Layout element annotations
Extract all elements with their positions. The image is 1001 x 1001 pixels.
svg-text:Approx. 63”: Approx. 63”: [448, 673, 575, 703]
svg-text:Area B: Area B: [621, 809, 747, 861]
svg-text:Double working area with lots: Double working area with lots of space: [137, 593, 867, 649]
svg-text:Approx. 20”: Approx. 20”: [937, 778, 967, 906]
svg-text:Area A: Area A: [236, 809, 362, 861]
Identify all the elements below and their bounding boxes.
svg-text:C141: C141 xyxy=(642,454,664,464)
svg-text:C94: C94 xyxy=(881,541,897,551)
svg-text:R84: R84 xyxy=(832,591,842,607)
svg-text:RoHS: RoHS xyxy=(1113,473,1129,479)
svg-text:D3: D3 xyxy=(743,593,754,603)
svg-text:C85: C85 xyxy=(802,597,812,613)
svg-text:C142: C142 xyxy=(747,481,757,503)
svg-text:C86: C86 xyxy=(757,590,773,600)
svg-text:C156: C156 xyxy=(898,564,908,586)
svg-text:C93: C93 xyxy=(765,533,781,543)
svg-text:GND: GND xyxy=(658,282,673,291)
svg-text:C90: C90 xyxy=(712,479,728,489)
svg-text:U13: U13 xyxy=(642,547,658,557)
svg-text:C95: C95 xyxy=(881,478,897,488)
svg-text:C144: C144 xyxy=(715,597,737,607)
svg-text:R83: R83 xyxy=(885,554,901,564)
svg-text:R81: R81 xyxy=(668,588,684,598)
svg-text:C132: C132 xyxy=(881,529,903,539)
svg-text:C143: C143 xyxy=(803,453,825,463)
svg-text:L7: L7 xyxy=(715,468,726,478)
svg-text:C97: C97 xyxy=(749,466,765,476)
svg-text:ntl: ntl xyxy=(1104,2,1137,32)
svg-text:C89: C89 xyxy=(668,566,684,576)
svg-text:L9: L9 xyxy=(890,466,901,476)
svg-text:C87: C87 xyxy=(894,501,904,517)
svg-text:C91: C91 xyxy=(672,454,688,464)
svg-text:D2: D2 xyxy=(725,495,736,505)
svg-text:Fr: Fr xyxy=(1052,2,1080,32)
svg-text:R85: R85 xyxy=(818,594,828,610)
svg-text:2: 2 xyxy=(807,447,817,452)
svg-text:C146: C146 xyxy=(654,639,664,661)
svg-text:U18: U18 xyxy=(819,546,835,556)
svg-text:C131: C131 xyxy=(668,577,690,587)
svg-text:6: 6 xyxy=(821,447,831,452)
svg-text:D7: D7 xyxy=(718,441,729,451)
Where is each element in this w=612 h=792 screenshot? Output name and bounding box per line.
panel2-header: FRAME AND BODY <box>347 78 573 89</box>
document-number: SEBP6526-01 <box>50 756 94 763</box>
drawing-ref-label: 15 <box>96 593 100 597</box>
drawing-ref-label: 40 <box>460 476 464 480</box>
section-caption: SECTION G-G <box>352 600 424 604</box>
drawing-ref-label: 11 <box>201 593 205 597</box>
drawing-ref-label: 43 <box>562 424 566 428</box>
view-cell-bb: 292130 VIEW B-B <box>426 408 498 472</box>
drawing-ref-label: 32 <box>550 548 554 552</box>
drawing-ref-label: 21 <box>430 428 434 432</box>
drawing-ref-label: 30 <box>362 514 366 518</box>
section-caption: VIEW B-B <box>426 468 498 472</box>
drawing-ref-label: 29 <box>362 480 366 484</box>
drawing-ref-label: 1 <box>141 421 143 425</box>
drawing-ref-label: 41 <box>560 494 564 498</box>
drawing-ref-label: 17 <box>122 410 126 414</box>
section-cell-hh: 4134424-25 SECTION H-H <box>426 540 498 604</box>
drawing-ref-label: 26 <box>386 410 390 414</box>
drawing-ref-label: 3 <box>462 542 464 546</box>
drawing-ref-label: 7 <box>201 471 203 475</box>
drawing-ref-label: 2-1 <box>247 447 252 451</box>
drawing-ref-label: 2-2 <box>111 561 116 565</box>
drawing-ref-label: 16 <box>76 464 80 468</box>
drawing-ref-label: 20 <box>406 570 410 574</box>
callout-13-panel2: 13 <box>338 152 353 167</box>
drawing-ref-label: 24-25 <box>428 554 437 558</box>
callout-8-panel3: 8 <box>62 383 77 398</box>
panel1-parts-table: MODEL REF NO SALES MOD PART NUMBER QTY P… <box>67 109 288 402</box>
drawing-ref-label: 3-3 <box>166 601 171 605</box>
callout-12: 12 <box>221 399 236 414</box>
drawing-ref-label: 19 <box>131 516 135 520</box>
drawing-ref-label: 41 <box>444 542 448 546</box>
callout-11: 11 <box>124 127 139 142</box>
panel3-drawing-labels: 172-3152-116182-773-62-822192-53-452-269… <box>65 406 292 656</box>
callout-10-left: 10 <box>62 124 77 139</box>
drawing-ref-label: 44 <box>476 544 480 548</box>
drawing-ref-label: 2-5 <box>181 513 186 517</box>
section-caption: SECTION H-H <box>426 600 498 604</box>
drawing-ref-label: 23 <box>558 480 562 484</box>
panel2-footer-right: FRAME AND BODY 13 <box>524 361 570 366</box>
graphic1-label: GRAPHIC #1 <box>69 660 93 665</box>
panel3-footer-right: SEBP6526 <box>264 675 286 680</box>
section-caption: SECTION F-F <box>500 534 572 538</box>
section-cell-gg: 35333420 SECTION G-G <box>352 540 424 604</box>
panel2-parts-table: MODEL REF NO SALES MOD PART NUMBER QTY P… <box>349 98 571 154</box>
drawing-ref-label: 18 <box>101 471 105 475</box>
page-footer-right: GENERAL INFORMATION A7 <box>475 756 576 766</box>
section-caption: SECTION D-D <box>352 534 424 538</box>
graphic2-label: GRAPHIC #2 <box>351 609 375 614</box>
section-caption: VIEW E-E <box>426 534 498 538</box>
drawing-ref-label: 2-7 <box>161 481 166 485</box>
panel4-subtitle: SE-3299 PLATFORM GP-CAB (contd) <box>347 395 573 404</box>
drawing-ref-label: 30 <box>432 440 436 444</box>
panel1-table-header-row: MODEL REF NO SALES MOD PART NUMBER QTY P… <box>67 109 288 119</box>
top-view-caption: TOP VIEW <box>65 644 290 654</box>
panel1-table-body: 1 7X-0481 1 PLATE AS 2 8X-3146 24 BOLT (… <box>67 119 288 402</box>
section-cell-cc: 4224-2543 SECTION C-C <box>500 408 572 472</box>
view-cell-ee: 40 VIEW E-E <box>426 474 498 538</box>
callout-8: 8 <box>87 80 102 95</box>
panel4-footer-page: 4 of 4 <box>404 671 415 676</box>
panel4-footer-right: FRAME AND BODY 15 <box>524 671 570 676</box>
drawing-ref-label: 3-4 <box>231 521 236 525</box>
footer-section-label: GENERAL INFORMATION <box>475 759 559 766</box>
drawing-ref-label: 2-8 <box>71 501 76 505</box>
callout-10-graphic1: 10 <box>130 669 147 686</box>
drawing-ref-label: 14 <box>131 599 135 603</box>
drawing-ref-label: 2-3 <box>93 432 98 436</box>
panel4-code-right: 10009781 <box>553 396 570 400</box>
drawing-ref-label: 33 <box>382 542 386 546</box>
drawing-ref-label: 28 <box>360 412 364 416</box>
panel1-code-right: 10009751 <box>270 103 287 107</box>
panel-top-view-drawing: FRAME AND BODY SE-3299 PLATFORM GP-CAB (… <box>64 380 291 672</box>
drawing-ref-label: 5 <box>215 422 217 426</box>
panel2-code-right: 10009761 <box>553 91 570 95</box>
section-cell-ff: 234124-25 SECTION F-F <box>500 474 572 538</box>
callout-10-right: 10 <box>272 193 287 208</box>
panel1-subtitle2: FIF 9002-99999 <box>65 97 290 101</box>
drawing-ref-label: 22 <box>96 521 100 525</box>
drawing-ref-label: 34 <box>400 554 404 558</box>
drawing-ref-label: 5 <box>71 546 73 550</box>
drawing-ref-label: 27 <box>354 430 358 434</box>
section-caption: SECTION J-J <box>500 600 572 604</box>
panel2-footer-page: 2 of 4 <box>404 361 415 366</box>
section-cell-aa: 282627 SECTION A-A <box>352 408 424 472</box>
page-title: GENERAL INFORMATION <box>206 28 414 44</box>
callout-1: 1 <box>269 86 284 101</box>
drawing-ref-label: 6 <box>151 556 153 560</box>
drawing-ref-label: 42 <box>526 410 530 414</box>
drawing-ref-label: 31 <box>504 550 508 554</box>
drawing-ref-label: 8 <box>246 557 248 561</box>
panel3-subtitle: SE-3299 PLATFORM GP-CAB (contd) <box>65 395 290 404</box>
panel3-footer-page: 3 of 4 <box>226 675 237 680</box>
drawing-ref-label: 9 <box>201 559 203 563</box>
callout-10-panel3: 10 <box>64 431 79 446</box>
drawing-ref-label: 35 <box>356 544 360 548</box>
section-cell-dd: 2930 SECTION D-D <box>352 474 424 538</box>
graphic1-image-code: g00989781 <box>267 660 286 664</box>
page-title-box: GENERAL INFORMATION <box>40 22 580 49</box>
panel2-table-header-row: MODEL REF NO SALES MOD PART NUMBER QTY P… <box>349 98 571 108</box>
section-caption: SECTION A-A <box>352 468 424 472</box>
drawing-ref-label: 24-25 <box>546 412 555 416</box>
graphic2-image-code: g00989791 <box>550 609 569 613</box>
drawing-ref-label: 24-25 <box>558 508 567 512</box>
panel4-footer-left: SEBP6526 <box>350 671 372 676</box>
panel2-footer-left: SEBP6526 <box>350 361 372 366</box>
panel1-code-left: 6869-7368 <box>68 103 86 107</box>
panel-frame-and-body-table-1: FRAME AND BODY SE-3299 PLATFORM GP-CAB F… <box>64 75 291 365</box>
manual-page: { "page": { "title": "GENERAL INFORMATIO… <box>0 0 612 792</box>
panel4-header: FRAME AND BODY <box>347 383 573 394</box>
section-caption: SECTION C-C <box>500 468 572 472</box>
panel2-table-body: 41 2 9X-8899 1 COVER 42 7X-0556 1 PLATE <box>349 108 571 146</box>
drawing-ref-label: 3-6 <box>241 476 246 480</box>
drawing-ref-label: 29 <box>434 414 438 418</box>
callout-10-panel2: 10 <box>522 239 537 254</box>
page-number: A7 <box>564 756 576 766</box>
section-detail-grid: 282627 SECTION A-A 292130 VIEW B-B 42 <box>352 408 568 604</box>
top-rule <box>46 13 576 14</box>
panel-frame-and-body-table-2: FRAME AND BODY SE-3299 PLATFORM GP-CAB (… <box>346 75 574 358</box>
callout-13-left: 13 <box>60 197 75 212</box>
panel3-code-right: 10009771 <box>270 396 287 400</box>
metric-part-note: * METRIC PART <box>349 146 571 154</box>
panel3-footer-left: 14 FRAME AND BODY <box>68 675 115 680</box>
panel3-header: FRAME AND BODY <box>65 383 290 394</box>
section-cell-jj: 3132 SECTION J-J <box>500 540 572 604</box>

_Exercise objective_
Quote everything from the start of the rows down to the line that contains "drawing-ref-label: 15 <box>96", including that line.

_Output for this exercise_
Extract all elements with their positions. The image is 1001 x 1001 pixels.
svg-text:Approx. 63”: Approx. 63”: [448, 673, 575, 703]
svg-text:Area B: Area B: [621, 809, 747, 861]
svg-text:Double working area with lots: Double working area with lots of space: [137, 593, 867, 649]
svg-text:Approx. 20”: Approx. 20”: [937, 778, 967, 906]
svg-text:Area A: Area A: [236, 809, 362, 861]
Identify all the elements below and their bounding boxes.
svg-text:C141: C141 xyxy=(642,454,664,464)
svg-text:C94: C94 xyxy=(881,541,897,551)
svg-text:R84: R84 xyxy=(832,591,842,607)
svg-text:RoHS: RoHS xyxy=(1113,473,1129,479)
svg-text:D3: D3 xyxy=(743,593,754,603)
svg-text:C85: C85 xyxy=(802,597,812,613)
svg-text:C142: C142 xyxy=(747,481,757,503)
svg-text:C86: C86 xyxy=(757,590,773,600)
svg-text:C156: C156 xyxy=(898,564,908,586)
svg-text:C93: C93 xyxy=(765,533,781,543)
svg-text:GND: GND xyxy=(658,282,673,291)
svg-text:C90: C90 xyxy=(712,479,728,489)
svg-text:U13: U13 xyxy=(642,547,658,557)
svg-text:C95: C95 xyxy=(881,478,897,488)
svg-text:C144: C144 xyxy=(715,597,737,607)
svg-text:R83: R83 xyxy=(885,554,901,564)
svg-text:R81: R81 xyxy=(668,588,684,598)
svg-text:C132: C132 xyxy=(881,529,903,539)
svg-text:C143: C143 xyxy=(803,453,825,463)
svg-text:L7: L7 xyxy=(715,468,726,478)
svg-text:C97: C97 xyxy=(749,466,765,476)
svg-text:ntl: ntl xyxy=(1104,2,1137,32)
svg-text:C89: C89 xyxy=(668,566,684,576)
svg-text:L9: L9 xyxy=(890,466,901,476)
svg-text:C87: C87 xyxy=(894,501,904,517)
svg-text:C91: C91 xyxy=(672,454,688,464)
svg-text:D2: D2 xyxy=(725,495,736,505)
svg-text:Fr: Fr xyxy=(1052,2,1080,32)
svg-text:R85: R85 xyxy=(818,594,828,610)
svg-text:2: 2 xyxy=(807,447,817,452)
svg-text:C146: C146 xyxy=(654,639,664,661)
svg-text:U18: U18 xyxy=(819,546,835,556)
svg-text:C131: C131 xyxy=(668,577,690,587)
svg-text:6: 6 xyxy=(821,447,831,452)
svg-text:D7: D7 xyxy=(718,441,729,451)
Where is each element in this w=612 h=792 screenshot? Output name and bounding box per line.
panel2-header: FRAME AND BODY <box>347 78 573 89</box>
document-number: SEBP6526-01 <box>50 756 94 763</box>
drawing-ref-label: 15 <box>96 593 100 597</box>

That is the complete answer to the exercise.